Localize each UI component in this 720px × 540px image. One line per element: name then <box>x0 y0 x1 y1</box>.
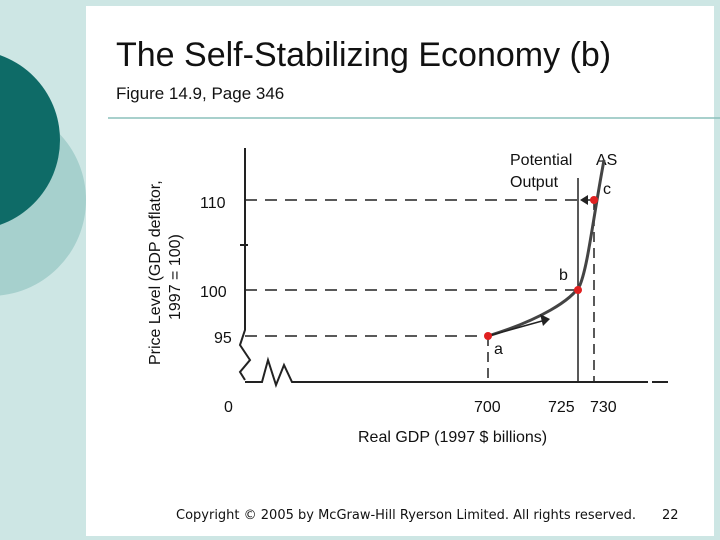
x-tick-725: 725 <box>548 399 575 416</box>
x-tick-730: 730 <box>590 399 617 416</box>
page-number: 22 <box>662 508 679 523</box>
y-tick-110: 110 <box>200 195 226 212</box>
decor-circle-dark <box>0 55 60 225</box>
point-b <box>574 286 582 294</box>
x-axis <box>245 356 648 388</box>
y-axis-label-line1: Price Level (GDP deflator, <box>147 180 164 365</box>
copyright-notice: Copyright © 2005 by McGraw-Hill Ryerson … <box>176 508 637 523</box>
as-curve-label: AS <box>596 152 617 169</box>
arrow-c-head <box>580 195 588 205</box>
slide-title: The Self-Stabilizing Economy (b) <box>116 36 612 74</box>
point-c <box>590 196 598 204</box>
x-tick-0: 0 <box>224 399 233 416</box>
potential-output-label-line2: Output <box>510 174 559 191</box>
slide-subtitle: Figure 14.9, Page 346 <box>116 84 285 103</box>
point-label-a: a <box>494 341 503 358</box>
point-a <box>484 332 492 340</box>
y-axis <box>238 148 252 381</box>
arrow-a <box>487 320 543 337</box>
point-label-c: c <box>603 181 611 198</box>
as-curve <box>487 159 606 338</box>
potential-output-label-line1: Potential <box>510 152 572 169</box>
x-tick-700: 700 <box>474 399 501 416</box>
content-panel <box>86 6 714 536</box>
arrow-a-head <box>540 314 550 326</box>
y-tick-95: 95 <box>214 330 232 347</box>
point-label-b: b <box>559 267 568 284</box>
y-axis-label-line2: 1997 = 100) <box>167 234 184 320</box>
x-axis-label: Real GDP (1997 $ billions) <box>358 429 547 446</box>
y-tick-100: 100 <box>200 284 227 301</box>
***
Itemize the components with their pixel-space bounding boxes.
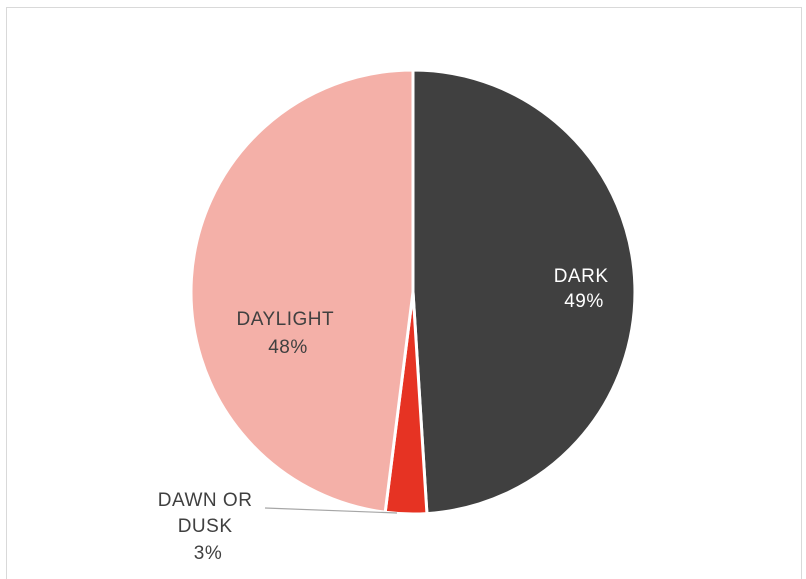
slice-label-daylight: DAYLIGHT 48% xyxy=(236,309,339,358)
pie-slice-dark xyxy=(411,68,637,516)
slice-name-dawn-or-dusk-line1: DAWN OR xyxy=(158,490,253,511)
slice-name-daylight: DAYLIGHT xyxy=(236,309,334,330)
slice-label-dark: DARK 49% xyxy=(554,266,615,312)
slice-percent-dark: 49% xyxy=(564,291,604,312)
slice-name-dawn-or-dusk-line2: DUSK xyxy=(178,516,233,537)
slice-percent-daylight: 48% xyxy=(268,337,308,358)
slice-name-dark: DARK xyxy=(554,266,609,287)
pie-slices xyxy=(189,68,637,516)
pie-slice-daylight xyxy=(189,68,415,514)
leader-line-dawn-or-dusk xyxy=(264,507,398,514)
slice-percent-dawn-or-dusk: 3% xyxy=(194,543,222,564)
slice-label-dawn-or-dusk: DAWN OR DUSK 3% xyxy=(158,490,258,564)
***
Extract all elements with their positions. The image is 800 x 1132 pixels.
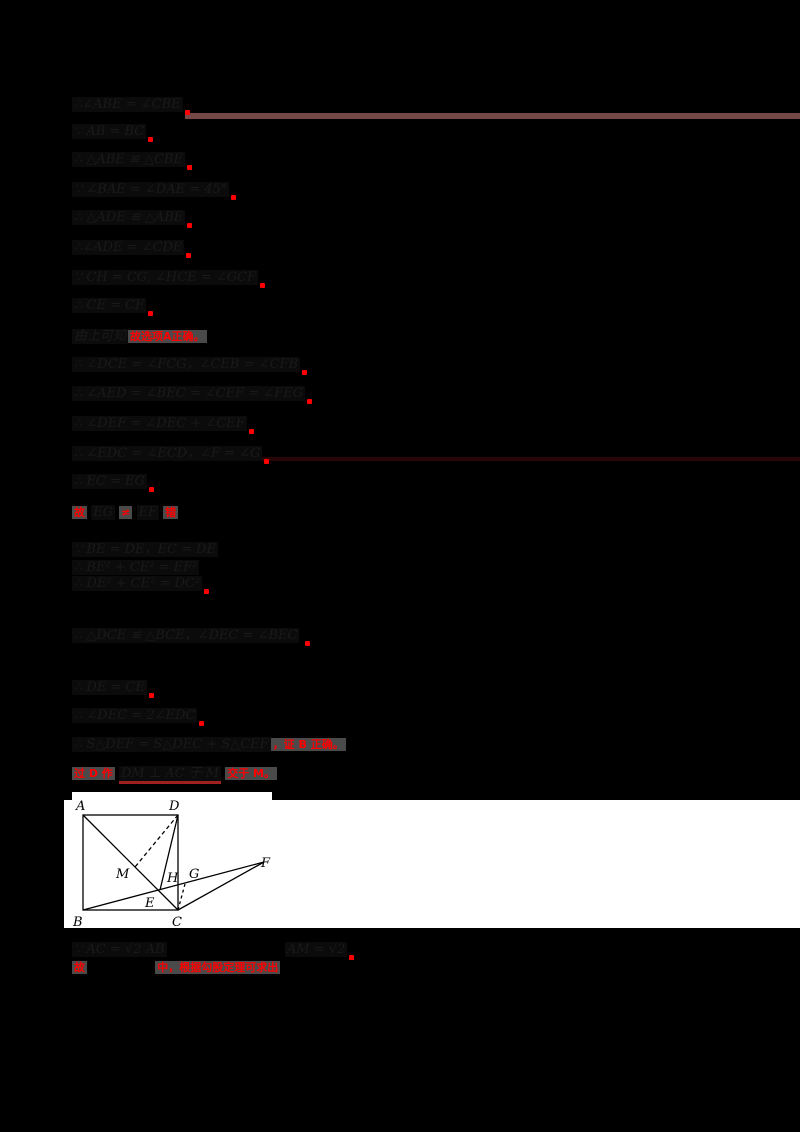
***
_Instructions for the task_: Can you give the records again from the line with "Localize each UI" to the line with "content-panel <box>86 6 714 536</box>", replacing "point-label" with "marker-label" and keeping everything else unchanged? Leave the pictures out.

_Task solution_:
Localize each UI component in this 720px × 540px image. One line per element: name then <box>x0 y0 x1 y1</box>.
x-tick-725: 725 <box>548 399 575 416</box>
x-tick-730: 730 <box>590 399 617 416</box>
page-number: 22 <box>662 508 679 523</box>
y-tick-110: 110 <box>200 195 226 212</box>
decor-circle-dark <box>0 55 60 225</box>
point-b <box>574 286 582 294</box>
x-axis <box>245 356 648 388</box>
y-axis-label-line1: Price Level (GDP deflator, <box>147 180 164 365</box>
copyright-notice: Copyright © 2005 by McGraw-Hill Ryerson … <box>176 508 637 523</box>
as-curve-label: AS <box>596 152 617 169</box>
arrow-c-head <box>580 195 588 205</box>
slide-title: The Self-Stabilizing Economy (b) <box>116 36 612 74</box>
point-c <box>590 196 598 204</box>
x-tick-0: 0 <box>224 399 233 416</box>
potential-output-label-line2: Output <box>510 174 559 191</box>
slide-subtitle: Figure 14.9, Page 346 <box>116 84 285 103</box>
marker-label-a: a <box>494 341 503 358</box>
point-a <box>484 332 492 340</box>
y-axis <box>238 148 252 381</box>
arrow-a <box>487 320 543 337</box>
marker-label-c: c <box>603 181 611 198</box>
as-curve <box>487 159 606 338</box>
potential-output-label-line1: Potential <box>510 152 572 169</box>
x-tick-700: 700 <box>474 399 501 416</box>
content-panel <box>86 6 714 536</box>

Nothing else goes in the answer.